» WORK REQUIRED: Return each line of the listing below, unchanged, and omit the images.

Stored data

[start]

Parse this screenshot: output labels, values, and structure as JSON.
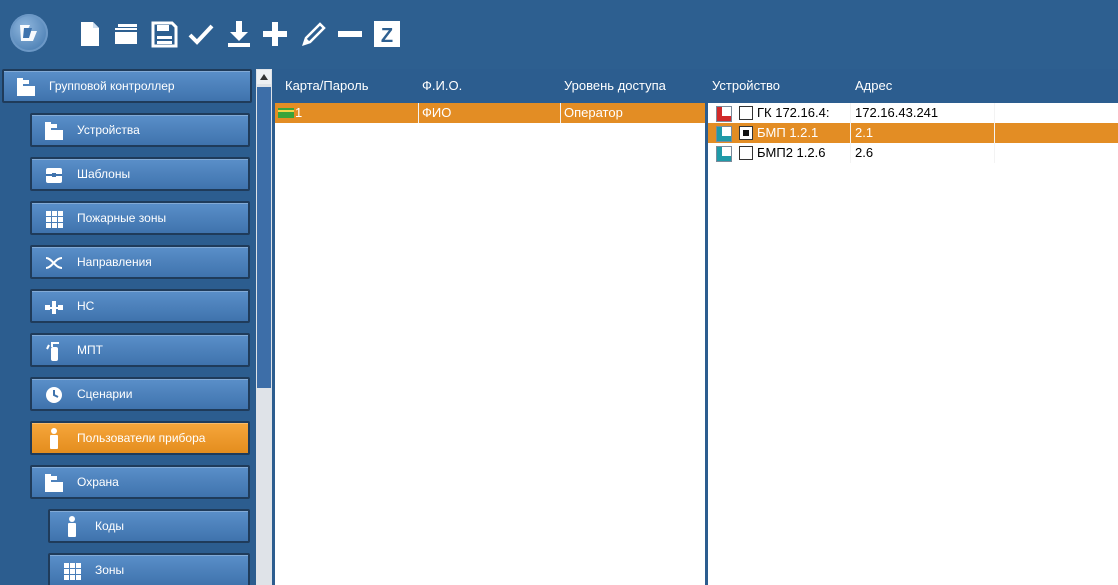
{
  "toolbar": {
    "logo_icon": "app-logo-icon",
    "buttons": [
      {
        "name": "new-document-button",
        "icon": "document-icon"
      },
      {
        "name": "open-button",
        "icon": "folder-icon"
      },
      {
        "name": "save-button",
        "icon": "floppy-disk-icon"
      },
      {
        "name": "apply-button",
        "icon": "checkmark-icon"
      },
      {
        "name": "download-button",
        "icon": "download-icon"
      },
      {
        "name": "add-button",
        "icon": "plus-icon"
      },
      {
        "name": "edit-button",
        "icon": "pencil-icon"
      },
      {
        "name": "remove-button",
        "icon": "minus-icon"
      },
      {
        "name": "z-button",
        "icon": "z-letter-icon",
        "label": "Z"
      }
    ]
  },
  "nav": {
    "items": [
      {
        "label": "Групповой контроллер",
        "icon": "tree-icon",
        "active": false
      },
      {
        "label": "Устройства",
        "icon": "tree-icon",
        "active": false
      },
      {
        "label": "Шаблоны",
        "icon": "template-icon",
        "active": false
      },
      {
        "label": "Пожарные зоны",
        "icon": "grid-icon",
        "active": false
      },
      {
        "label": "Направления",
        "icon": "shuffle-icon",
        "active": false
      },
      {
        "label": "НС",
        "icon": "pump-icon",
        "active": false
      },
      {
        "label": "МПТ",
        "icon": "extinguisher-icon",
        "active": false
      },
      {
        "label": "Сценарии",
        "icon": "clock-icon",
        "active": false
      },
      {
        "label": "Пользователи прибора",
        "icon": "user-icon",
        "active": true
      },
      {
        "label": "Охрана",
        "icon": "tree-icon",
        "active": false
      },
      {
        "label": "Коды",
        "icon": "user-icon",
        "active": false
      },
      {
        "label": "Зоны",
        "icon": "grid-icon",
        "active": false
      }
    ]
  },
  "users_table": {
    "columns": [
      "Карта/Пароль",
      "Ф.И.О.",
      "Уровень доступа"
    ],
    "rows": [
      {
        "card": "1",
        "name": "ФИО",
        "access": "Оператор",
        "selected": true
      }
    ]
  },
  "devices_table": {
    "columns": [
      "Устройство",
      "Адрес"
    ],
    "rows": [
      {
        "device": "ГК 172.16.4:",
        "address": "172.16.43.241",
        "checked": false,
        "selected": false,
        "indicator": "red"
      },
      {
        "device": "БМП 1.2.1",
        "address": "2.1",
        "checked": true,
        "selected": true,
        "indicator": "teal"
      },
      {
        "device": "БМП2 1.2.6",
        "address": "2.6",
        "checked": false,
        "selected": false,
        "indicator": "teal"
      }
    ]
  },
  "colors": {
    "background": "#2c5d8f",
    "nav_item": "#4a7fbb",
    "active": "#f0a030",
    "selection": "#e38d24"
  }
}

[end]

» SOLVED PROBLEM:
Parse this screenshot: output labels, values, and structure as JSON.
{
  "toolbar": {
    "logo_icon": "app-logo-icon",
    "buttons": [
      {
        "name": "new-document-button",
        "icon": "document-icon"
      },
      {
        "name": "open-button",
        "icon": "folder-icon"
      },
      {
        "name": "save-button",
        "icon": "floppy-disk-icon"
      },
      {
        "name": "apply-button",
        "icon": "checkmark-icon"
      },
      {
        "name": "download-button",
        "icon": "download-icon"
      },
      {
        "name": "add-button",
        "icon": "plus-icon"
      },
      {
        "name": "edit-button",
        "icon": "pencil-icon"
      },
      {
        "name": "remove-button",
        "icon": "minus-icon"
      },
      {
        "name": "z-button",
        "icon": "z-letter-icon",
        "label": "Z"
      }
    ]
  },
  "nav": {
    "items": [
      {
        "label": "Групповой контроллер",
        "icon": "tree-icon",
        "active": false
      },
      {
        "label": "Устройства",
        "icon": "tree-icon",
        "active": false
      },
      {
        "label": "Шаблоны",
        "icon": "template-icon",
        "active": false
      },
      {
        "label": "Пожарные зоны",
        "icon": "grid-icon",
        "active": false
      },
      {
        "label": "Направления",
        "icon": "shuffle-icon",
        "active": false
      },
      {
        "label": "НС",
        "icon": "pump-icon",
        "active": false
      },
      {
        "label": "МПТ",
        "icon": "extinguisher-icon",
        "active": false
      },
      {
        "label": "Сценарии",
        "icon": "clock-icon",
        "active": false
      },
      {
        "label": "Пользователи прибора",
        "icon": "user-icon",
        "active": true
      },
      {
        "label": "Охрана",
        "icon": "tree-icon",
        "active": false
      },
      {
        "label": "Коды",
        "icon": "user-icon",
        "active": false
      },
      {
        "label": "Зоны",
        "icon": "grid-icon",
        "active": false
      }
    ]
  },
  "users_table": {
    "columns": [
      "Карта/Пароль",
      "Ф.И.О.",
      "Уровень доступа"
    ],
    "rows": [
      {
        "card": "1",
        "name": "ФИО",
        "access": "Оператор",
        "selected": true
      }
    ]
  },
  "devices_table": {
    "columns": [
      "Устройство",
      "Адрес"
    ],
    "rows": [
      {
        "device": "ГК 172.16.4:",
        "address": "172.16.43.241",
        "checked": false,
        "selected": false,
        "indicator": "red"
      },
      {
        "device": "БМП 1.2.1",
        "address": "2.1",
        "checked": true,
        "selected": true,
        "indicator": "teal"
      },
      {
        "device": "БМП2 1.2.6",
        "address": "2.6",
        "checked": false,
        "selected": false,
        "indicator": "teal"
      }
    ]
  },
  "colors": {
    "background": "#2c5d8f",
    "nav_item": "#4a7fbb",
    "active": "#f0a030",
    "selection": "#e38d24"
  }
}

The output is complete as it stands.